Direction: Sort through the entries below and pull out lines containing the word "name".

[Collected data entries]
--*--

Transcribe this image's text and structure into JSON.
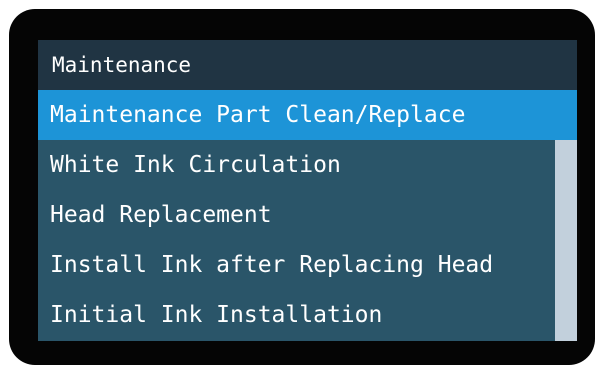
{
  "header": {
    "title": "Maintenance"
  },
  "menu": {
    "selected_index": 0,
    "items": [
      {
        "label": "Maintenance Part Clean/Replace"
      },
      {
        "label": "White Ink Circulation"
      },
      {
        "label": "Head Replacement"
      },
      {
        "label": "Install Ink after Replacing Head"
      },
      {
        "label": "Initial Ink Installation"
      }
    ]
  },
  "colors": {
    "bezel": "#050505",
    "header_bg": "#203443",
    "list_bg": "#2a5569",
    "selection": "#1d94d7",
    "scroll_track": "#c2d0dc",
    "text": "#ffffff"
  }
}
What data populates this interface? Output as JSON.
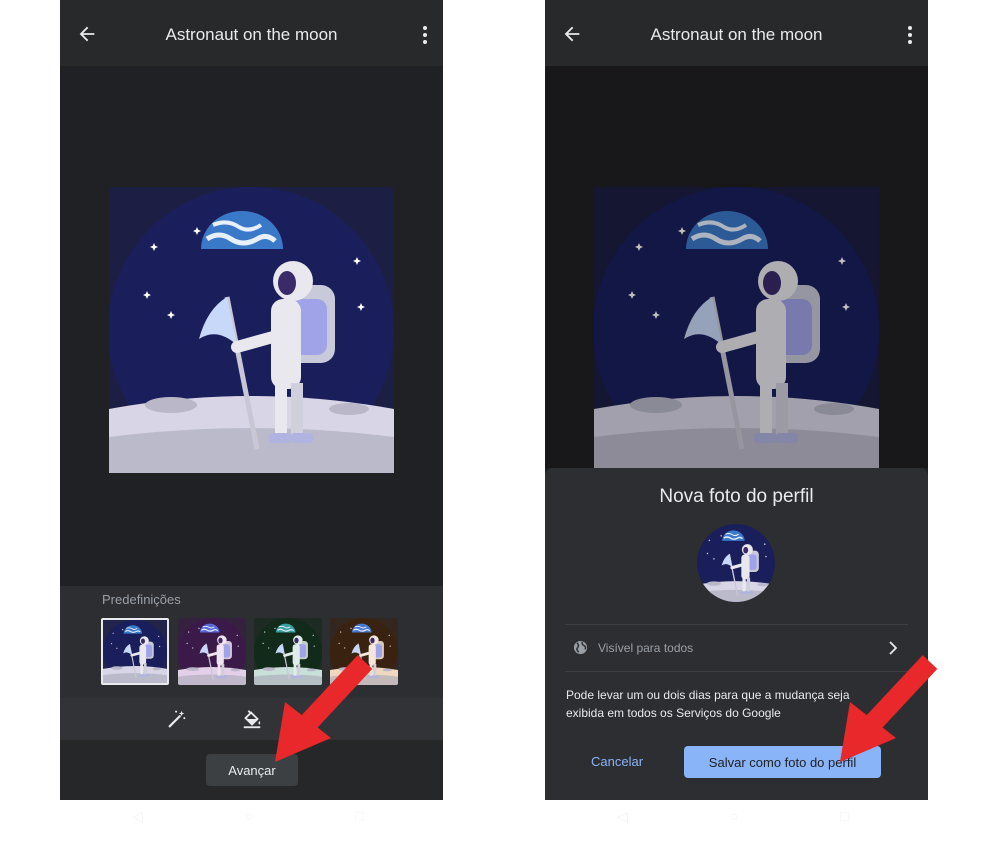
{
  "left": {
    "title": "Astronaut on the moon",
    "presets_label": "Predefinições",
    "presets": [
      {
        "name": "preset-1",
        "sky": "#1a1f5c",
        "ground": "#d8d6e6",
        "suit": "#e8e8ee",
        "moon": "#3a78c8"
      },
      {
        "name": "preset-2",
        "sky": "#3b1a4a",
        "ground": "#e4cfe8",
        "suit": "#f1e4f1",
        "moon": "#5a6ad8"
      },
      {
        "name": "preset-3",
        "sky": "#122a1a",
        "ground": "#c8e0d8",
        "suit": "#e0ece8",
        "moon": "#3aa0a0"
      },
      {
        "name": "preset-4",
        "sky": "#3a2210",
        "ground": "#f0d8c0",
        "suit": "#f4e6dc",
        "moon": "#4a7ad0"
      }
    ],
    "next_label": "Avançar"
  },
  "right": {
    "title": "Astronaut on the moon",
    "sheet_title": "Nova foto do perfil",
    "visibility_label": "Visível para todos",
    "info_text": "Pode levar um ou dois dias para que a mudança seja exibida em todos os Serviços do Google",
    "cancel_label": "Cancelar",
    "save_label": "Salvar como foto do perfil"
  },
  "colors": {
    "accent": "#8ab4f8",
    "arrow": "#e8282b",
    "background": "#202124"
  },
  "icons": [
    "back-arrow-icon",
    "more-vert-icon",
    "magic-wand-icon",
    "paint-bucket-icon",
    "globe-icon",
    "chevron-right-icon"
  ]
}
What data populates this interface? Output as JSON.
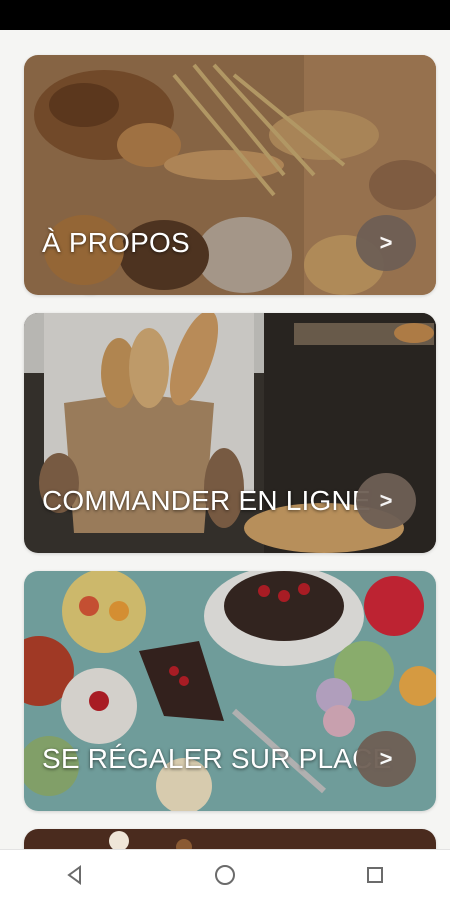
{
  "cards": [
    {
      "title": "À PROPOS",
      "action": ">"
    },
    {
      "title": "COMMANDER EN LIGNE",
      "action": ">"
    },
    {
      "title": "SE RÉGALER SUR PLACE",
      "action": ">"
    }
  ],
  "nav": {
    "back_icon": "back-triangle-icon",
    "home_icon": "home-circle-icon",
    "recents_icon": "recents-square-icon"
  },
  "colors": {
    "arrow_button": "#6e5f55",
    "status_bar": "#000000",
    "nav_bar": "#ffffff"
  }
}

--*--

Response to the exercise:
        "name": "preset-1",
        "name": "preset-2",
        "name": "preset-3",
        "name": "preset-4",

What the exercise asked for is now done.